[Chart and figure data]

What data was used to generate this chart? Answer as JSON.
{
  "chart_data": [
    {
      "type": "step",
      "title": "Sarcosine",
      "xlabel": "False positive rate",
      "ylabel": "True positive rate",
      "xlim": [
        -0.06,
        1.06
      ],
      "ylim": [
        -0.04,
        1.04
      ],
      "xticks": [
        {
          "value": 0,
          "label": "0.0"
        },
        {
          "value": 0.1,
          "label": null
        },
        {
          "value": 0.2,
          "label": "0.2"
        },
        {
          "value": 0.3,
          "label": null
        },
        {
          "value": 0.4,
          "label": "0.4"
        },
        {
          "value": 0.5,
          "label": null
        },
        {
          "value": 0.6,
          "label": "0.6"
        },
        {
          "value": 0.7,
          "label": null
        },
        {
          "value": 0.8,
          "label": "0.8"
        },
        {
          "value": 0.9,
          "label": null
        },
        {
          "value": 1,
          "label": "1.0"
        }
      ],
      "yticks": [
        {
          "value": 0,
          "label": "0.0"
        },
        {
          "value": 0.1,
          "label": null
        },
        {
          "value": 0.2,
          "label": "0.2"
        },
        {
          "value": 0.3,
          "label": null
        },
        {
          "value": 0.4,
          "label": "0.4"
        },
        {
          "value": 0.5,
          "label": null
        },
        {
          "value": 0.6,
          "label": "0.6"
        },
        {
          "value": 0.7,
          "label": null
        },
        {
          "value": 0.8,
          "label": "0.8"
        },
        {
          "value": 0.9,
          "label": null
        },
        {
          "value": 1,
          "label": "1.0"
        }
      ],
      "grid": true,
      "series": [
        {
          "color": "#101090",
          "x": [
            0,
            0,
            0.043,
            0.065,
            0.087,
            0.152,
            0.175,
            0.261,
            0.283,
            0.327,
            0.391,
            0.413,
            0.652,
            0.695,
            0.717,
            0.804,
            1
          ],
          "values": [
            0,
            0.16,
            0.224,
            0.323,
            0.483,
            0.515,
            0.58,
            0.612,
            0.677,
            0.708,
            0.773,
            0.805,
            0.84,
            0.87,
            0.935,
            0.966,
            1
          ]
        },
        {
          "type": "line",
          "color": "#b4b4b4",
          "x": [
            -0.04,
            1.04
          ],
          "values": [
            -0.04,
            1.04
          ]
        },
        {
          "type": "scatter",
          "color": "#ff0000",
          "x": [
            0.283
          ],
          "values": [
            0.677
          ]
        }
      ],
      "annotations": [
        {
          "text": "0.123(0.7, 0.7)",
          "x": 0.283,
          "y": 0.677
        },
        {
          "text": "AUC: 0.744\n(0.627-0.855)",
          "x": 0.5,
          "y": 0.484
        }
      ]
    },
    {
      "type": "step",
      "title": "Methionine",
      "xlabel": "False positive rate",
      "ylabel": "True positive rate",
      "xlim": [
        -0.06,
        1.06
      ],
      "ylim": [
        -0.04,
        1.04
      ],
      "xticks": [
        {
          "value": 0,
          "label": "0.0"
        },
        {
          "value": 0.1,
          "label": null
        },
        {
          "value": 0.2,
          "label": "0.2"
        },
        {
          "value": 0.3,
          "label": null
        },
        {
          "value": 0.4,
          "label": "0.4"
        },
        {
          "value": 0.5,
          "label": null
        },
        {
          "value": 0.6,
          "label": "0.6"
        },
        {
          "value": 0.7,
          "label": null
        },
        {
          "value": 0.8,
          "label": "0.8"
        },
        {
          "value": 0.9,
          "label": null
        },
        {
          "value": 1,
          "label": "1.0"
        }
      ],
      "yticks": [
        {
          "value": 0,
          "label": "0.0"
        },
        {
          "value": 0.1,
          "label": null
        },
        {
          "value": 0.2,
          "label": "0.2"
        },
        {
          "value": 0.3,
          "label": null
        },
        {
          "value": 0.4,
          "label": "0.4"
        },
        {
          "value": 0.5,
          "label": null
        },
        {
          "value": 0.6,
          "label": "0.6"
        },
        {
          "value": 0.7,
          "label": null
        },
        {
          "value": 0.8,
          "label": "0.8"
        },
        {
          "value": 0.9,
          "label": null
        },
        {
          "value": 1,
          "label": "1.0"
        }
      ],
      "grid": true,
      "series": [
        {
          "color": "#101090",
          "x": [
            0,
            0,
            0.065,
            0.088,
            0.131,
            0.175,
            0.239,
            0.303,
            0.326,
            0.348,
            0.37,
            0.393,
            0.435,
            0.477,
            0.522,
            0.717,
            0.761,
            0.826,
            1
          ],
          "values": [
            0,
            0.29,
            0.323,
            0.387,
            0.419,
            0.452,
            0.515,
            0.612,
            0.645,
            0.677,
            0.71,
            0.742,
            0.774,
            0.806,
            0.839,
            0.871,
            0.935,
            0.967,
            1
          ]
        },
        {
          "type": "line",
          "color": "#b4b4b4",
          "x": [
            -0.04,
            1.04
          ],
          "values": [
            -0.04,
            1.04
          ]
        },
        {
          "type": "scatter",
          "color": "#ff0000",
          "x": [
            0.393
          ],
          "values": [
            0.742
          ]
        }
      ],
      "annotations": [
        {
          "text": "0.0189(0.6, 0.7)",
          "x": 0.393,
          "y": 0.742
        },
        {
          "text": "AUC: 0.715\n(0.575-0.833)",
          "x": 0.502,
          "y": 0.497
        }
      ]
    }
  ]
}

---

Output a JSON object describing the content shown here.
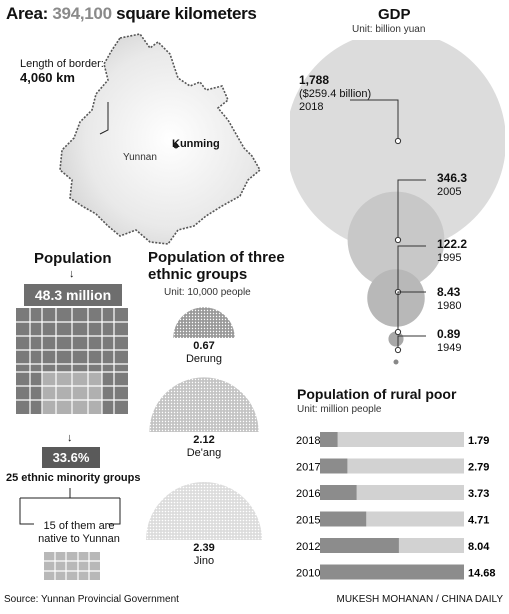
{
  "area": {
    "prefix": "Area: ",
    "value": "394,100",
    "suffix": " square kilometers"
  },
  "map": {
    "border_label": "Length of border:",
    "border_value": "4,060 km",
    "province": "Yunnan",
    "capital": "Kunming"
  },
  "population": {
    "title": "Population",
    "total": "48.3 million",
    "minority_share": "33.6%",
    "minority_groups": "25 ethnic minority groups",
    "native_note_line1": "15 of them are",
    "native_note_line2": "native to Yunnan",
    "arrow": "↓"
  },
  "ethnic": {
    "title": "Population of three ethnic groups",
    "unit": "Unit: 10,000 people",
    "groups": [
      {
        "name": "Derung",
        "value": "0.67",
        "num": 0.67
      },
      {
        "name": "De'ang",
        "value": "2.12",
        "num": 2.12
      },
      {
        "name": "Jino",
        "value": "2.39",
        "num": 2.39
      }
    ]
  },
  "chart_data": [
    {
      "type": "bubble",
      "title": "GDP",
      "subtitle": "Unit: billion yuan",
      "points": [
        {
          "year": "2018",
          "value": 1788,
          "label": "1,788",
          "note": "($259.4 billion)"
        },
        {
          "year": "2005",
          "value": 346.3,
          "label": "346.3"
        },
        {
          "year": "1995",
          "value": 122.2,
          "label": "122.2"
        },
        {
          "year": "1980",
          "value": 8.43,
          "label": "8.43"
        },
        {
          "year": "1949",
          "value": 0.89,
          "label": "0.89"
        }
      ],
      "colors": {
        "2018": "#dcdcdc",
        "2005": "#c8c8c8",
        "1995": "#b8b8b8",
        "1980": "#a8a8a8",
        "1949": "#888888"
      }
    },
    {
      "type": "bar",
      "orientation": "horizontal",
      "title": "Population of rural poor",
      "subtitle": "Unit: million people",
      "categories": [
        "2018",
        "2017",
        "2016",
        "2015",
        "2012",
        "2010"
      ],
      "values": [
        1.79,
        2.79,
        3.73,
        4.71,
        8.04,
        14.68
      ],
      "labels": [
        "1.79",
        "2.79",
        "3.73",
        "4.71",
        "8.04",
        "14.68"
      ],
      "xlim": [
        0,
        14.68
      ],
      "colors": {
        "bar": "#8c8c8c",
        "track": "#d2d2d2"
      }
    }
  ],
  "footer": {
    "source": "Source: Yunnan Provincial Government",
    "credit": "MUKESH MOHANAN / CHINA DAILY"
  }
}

** THE TASK **
Pull out all lines from the entries above that include the word "groups".

** THE COMPLETED TASK **
    "minority_groups": "25 ethnic minority groups",
    "title": "Population of three ethnic groups",
    "groups": [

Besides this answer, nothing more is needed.